▶ _REQUIRED WORK_
Render every entry exactly as it appears.

——————

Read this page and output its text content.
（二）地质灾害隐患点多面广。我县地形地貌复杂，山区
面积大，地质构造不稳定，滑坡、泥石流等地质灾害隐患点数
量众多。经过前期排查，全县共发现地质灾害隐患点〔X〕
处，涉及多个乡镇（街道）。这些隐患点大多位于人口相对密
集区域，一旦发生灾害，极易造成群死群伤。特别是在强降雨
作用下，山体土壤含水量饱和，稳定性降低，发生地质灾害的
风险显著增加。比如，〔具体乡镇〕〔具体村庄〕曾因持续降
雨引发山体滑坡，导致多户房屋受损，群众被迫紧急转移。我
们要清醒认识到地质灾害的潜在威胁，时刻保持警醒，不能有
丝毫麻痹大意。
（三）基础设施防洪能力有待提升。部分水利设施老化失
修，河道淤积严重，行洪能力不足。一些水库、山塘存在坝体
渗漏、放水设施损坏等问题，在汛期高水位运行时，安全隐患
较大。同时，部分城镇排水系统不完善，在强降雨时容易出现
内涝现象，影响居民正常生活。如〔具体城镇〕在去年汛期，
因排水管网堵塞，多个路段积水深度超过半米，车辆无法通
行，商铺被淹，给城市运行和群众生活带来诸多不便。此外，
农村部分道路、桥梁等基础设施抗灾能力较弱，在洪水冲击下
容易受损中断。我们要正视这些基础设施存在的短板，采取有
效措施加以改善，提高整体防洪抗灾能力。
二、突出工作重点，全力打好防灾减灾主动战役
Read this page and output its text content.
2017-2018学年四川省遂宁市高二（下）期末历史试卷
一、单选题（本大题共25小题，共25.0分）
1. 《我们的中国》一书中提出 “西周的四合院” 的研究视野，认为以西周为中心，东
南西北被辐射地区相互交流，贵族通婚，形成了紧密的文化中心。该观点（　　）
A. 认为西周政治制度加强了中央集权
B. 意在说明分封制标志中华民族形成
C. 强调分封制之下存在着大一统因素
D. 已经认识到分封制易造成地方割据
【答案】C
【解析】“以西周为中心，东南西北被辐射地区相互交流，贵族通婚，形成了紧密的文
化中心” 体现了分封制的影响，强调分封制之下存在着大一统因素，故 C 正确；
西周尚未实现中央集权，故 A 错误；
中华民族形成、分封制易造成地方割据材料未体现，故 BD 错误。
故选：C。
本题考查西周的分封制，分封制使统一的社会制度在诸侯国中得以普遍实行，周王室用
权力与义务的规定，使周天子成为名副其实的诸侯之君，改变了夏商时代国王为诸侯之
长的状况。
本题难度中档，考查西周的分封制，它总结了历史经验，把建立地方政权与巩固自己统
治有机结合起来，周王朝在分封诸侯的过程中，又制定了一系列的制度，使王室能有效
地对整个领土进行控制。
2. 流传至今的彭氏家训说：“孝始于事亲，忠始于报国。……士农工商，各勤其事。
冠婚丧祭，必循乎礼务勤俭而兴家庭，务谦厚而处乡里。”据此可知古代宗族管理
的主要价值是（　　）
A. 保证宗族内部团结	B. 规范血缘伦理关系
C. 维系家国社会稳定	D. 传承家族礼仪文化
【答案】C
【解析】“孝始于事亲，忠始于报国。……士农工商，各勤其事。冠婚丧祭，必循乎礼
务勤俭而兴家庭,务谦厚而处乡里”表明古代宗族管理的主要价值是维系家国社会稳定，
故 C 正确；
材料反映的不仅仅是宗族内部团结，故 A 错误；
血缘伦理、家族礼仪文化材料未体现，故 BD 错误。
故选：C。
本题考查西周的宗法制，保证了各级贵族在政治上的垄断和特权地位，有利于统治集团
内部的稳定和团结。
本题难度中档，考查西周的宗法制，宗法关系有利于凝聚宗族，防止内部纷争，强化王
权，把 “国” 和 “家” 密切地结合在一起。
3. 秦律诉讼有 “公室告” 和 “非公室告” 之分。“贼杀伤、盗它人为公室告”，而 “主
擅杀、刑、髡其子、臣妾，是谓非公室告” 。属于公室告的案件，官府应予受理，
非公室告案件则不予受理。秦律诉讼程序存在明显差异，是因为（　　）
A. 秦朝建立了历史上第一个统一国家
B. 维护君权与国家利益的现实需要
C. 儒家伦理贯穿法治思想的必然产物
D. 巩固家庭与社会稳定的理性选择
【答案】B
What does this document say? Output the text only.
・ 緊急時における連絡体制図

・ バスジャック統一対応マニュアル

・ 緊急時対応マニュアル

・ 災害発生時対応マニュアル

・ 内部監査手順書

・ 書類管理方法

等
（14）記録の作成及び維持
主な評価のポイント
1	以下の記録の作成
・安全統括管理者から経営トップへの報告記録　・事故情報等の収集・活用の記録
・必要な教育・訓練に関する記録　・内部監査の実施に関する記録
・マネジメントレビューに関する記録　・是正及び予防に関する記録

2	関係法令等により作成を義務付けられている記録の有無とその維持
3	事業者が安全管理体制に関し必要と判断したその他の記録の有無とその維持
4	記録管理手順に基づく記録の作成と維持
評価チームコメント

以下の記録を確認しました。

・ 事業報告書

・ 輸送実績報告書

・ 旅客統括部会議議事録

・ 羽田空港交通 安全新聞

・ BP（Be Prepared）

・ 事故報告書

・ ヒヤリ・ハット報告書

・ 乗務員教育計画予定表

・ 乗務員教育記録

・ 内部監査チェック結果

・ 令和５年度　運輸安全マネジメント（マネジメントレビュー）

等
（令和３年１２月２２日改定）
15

——————

▶ _COMPLETED EXERCISE_
Read this page and output its text content.
（二）地质灾害隐患点多面广。我县地形地貌复杂，山区
面积大，地质构造不稳定，滑坡、泥石流等地质灾害隐患点数
量众多。经过前期排查，全县共发现地质灾害隐患点〔X〕
处，涉及多个乡镇（街道）。这些隐患点大多位于人口相对密
集区域，一旦发生灾害，极易造成群死群伤。特别是在强降雨
作用下，山体土壤含水量饱和，稳定性降低，发生地质灾害的
风险显著增加。比如，〔具体乡镇〕〔具体村庄〕曾因持续降
雨引发山体滑坡，导致多户房屋受损，群众被迫紧急转移。我
们要清醒认识到地质灾害的潜在威胁，时刻保持警醒，不能有
丝毫麻痹大意。
（三）基础设施防洪能力有待提升。部分水利设施老化失
修，河道淤积严重，行洪能力不足。一些水库、山塘存在坝体
渗漏、放水设施损坏等问题，在汛期高水位运行时，安全隐患
较大。同时，部分城镇排水系统不完善，在强降雨时容易出现
内涝现象，影响居民正常生活。如〔具体城镇〕在去年汛期，
因排水管网堵塞，多个路段积水深度超过半米，车辆无法通
行，商铺被淹，给城市运行和群众生活带来诸多不便。此外，
农村部分道路、桥梁等基础设施抗灾能力较弱，在洪水冲击下
容易受损中断。我们要正视这些基础设施存在的短板，采取有
效措施加以改善，提高整体防洪抗灾能力。
二、突出工作重点，全力打好防灾减灾主动战役
Read this page and output its text content.
2017-2018学年四川省遂宁市高二（下）期末历史试卷
一、单选题（本大题共25小题，共25.0分）
1. 《我们的中国》一书中提出 “西周的四合院” 的研究视野，认为以西周为中心，东
南西北被辐射地区相互交流，贵族通婚，形成了紧密的文化中心。该观点（　　）
A. 认为西周政治制度加强了中央集权
B. 意在说明分封制标志中华民族形成
C. 强调分封制之下存在着大一统因素
D. 已经认识到分封制易造成地方割据
【答案】C
【解析】“以西周为中心，东南西北被辐射地区相互交流，贵族通婚，形成了紧密的文
化中心” 体现了分封制的影响，强调分封制之下存在着大一统因素，故 C 正确；
西周尚未实现中央集权，故 A 错误；
中华民族形成、分封制易造成地方割据材料未体现，故 BD 错误。
故选：C。
本题考查西周的分封制，分封制使统一的社会制度在诸侯国中得以普遍实行，周王室用
权力与义务的规定，使周天子成为名副其实的诸侯之君，改变了夏商时代国王为诸侯之
长的状况。
本题难度中档，考查西周的分封制，它总结了历史经验，把建立地方政权与巩固自己统
治有机结合起来，周王朝在分封诸侯的过程中，又制定了一系列的制度，使王室能有效
地对整个领土进行控制。
2. 流传至今的彭氏家训说：“孝始于事亲，忠始于报国。……士农工商，各勤其事。
冠婚丧祭，必循乎礼务勤俭而兴家庭，务谦厚而处乡里。”据此可知古代宗族管理
的主要价值是（　　）
A. 保证宗族内部团结	B. 规范血缘伦理关系
C. 维系家国社会稳定	D. 传承家族礼仪文化
【答案】C
【解析】“孝始于事亲，忠始于报国。……士农工商，各勤其事。冠婚丧祭，必循乎礼
务勤俭而兴家庭,务谦厚而处乡里”表明古代宗族管理的主要价值是维系家国社会稳定，
故 C 正确；
材料反映的不仅仅是宗族内部团结，故 A 错误；
血缘伦理、家族礼仪文化材料未体现，故 BD 错误。
故选：C。
本题考查西周的宗法制，保证了各级贵族在政治上的垄断和特权地位，有利于统治集团
内部的稳定和团结。
本题难度中档，考查西周的宗法制，宗法关系有利于凝聚宗族，防止内部纷争，强化王
权，把 “国” 和 “家” 密切地结合在一起。
3. 秦律诉讼有 “公室告” 和 “非公室告” 之分。“贼杀伤、盗它人为公室告”，而 “主
擅杀、刑、髡其子、臣妾，是谓非公室告” 。属于公室告的案件，官府应予受理，
非公室告案件则不予受理。秦律诉讼程序存在明显差异，是因为（　　）
A. 秦朝建立了历史上第一个统一国家
B. 维护君权与国家利益的现实需要
C. 儒家伦理贯穿法治思想的必然产物
D. 巩固家庭与社会稳定的理性选择
【答案】B
What does this document say? Output the text only.
・ 緊急時における連絡体制図

・ バスジャック統一対応マニュアル

・ 緊急時対応マニュアル

・ 災害発生時対応マニュアル

・ 内部監査手順書

・ 書類管理方法

等
（14）記録の作成及び維持
主な評価のポイント
1	以下の記録の作成
・安全統括管理者から経営トップへの報告記録　・事故情報等の収集・活用の記録
・必要な教育・訓練に関する記録　・内部監査の実施に関する記録
・マネジメントレビューに関する記録　・是正及び予防に関する記録

2	関係法令等により作成を義務付けられている記録の有無とその維持
3	事業者が安全管理体制に関し必要と判断したその他の記録の有無とその維持
4	記録管理手順に基づく記録の作成と維持
評価チームコメント

以下の記録を確認しました。

・ 事業報告書

・ 輸送実績報告書

・ 旅客統括部会議議事録

・ 羽田空港交通 安全新聞

・ BP（Be Prepared）

・ 事故報告書

・ ヒヤリ・ハット報告書

・ 乗務員教育計画予定表

・ 乗務員教育記録

・ 内部監査チェック結果

・ 令和５年度　運輸安全マネジメント（マネジメントレビュー）

等
（令和３年１２月２２日改定）
15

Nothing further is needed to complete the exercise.